[TASK REQUIREMENTS]
(1) Return the part of the text on brain activity at death starting with "What happens in the brain during" and going on through "moment of death.", copied word for word.
(2) According to the text on brain activity at death, what data did Borjigin and her colleagues analyze from the four patients?

[TEXT PROVIDED]
What happens in the brain during the process of dying? Because a cardiac arrest involves a loss of consciousness, it could be assumed that brain activity declines as a person dies. Yet, people from all walks of life describe being highly lucid during near-death experiences, and a handful of animal studies show that brain activity actually increases at the moment of death.

A surge of activity

Ten years ago, a team of researchers led by Jimo Borjigin of the University of Michigan recorded a transient surge of electrical activity in the brains of rats immediately following fatal cardiac arrest. And a follow-up study just published in the Proceedings of the National Academy of Sciences shows that a similar pattern of activity also occurs in the dying human brain.    

The study was performed on four comatose patients who died in the neurointensive care unit at the University of Michigan hospital, all of whom had been on life support after sustaining extensive brain damage due to cardiac arrests in 2014. To investigate what happens in the brain at the moment of death, Borjigin and her colleagues analyzed electroencephalography (EEG) data from these four patients before and after their ventilator was switched off.

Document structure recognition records
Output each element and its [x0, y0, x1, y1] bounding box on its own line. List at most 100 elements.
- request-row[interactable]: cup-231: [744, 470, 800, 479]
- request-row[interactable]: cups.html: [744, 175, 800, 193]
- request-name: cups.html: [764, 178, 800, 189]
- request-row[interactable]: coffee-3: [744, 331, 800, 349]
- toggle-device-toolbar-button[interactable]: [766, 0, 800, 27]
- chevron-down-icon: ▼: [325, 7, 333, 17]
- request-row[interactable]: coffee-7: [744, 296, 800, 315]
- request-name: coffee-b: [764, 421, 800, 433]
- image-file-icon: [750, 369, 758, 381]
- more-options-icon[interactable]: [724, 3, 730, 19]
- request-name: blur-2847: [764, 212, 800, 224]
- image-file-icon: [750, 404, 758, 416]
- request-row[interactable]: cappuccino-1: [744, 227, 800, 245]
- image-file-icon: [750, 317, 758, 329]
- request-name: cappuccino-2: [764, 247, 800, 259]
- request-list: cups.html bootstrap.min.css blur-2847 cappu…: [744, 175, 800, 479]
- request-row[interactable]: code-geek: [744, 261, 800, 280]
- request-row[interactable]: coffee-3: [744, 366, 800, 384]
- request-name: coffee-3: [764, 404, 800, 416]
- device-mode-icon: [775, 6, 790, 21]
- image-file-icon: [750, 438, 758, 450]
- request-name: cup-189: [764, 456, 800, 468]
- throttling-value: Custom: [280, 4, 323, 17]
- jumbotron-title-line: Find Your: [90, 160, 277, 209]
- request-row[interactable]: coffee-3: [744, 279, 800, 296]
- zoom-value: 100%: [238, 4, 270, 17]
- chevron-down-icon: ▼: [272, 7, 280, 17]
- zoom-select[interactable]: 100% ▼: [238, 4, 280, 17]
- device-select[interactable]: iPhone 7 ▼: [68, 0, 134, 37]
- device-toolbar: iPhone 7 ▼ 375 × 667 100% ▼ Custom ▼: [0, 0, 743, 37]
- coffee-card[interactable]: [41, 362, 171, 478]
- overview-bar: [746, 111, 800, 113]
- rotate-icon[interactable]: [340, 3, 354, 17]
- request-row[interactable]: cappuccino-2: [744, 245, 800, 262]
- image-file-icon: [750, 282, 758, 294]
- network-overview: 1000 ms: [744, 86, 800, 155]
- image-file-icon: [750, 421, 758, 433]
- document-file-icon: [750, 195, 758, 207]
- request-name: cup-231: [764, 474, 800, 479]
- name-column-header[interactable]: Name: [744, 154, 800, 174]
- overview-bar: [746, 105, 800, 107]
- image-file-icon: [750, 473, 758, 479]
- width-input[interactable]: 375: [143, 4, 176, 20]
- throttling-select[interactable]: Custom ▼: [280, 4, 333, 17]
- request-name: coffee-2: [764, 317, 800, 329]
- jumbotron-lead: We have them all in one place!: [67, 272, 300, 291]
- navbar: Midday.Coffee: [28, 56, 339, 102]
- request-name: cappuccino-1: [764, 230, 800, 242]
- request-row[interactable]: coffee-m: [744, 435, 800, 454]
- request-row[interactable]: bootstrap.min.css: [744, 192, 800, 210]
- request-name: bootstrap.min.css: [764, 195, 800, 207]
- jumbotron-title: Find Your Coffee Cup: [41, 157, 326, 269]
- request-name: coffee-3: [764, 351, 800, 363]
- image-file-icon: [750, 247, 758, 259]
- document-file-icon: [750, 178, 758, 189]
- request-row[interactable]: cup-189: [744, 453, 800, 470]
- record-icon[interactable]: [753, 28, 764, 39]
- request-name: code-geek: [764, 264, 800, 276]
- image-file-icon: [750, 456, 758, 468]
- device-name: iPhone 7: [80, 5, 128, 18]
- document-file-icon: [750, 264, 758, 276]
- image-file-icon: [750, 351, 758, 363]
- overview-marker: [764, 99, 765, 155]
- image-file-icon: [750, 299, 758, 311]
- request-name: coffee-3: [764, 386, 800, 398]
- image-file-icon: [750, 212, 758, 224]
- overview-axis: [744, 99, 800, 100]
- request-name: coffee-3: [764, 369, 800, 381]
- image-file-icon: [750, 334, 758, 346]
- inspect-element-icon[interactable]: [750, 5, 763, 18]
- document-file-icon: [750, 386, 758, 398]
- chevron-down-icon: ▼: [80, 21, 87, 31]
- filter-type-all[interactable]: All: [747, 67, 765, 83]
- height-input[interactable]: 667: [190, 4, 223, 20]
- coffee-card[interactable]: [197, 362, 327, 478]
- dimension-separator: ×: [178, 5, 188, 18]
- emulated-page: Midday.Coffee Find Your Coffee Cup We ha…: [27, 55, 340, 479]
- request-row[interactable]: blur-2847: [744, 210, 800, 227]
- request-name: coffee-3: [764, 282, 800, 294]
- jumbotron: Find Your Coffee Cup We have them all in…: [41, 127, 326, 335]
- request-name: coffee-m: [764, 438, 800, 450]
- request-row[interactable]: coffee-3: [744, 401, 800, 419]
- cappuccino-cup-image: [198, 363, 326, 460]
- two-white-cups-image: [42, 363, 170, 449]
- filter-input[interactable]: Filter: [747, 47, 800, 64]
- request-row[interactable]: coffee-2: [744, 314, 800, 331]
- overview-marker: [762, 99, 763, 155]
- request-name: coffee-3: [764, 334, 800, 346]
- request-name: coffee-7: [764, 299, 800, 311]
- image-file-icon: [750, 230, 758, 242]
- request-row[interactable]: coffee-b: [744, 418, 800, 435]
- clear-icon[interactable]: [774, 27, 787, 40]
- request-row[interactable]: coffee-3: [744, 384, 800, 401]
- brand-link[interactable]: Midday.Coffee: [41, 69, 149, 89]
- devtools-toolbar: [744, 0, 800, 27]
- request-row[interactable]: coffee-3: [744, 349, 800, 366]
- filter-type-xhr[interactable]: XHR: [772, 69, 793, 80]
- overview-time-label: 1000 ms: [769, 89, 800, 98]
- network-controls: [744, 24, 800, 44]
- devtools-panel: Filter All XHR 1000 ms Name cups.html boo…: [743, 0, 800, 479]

[ANSWERS]
(1)
What happens in the brain during the process of dying? Because a cardiac arrest involves a loss of consciousness, it could be assumed that brain activity declines as a person dies. Yet, people from all walks of life describe being highly lucid during near-death experiences, and a handful of animal studies show that brain activity actually increases at the moment of death.

(2) They analyzed electroencephalography (EEG) data from before and after the patients' ventilators were switched off.